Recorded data
--- begin ---
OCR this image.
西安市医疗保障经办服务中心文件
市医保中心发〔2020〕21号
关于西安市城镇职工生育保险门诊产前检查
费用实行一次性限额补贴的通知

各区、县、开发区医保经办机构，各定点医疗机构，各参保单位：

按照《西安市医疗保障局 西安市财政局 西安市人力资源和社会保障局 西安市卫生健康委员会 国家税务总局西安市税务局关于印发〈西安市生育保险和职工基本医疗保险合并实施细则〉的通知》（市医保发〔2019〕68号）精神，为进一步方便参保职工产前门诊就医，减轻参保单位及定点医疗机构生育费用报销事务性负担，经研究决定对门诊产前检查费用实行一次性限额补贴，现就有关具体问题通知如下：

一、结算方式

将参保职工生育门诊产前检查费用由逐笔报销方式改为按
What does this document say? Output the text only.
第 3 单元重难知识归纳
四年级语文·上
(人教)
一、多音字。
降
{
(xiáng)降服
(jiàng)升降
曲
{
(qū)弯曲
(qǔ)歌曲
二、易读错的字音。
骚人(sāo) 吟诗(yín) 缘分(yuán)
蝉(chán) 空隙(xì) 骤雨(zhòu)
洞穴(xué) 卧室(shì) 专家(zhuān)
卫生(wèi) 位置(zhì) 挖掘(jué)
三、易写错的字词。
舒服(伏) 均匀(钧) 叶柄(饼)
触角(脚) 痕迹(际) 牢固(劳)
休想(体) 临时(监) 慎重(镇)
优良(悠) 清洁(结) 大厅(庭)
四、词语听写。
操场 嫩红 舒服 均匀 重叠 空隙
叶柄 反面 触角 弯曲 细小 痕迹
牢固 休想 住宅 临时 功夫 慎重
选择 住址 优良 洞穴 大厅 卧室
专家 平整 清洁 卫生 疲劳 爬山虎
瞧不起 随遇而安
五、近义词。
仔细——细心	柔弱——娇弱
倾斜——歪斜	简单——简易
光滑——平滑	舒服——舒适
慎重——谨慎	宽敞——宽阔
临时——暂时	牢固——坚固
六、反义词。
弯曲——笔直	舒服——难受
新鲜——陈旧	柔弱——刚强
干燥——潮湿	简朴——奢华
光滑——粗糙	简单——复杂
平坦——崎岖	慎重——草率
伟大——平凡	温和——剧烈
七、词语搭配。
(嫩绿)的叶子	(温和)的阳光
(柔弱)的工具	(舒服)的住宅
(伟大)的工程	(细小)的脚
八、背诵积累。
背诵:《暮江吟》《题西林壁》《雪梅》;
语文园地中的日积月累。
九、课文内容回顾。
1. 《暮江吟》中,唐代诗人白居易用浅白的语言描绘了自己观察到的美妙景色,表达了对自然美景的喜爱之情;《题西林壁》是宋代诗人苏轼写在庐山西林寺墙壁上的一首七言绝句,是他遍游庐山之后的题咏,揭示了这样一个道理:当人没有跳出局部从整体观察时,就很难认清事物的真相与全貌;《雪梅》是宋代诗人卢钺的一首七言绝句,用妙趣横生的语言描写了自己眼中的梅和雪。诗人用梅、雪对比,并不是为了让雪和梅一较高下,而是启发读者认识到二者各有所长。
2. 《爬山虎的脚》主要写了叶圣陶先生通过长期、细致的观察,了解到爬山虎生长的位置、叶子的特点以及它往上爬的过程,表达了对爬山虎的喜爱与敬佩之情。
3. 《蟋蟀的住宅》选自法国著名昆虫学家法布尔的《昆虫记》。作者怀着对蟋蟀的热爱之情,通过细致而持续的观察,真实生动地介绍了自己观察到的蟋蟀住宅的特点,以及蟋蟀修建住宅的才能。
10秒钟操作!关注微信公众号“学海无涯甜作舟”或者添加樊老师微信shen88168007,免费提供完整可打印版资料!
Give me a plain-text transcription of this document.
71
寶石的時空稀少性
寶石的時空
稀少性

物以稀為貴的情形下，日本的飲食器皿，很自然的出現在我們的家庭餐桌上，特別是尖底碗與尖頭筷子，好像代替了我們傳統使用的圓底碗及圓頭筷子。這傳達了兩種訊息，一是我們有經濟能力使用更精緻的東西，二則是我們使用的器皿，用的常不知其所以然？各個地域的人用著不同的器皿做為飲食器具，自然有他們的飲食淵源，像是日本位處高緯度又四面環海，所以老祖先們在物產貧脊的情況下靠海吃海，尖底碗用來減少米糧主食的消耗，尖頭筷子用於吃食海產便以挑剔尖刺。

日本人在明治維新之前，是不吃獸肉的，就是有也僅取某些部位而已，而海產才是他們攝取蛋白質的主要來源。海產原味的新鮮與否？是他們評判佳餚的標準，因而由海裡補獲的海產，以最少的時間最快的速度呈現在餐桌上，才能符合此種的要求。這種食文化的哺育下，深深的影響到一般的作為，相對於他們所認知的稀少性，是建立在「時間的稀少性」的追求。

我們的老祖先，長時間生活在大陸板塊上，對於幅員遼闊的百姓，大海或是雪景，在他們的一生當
--- end ---
• INSTRUCTION:
Every line of the records that includes the word "this" should be gathered.

• WRITTEN REPLY:
OCR this image.
What does this document say? Output the text only.
Give me a plain-text transcription of this document.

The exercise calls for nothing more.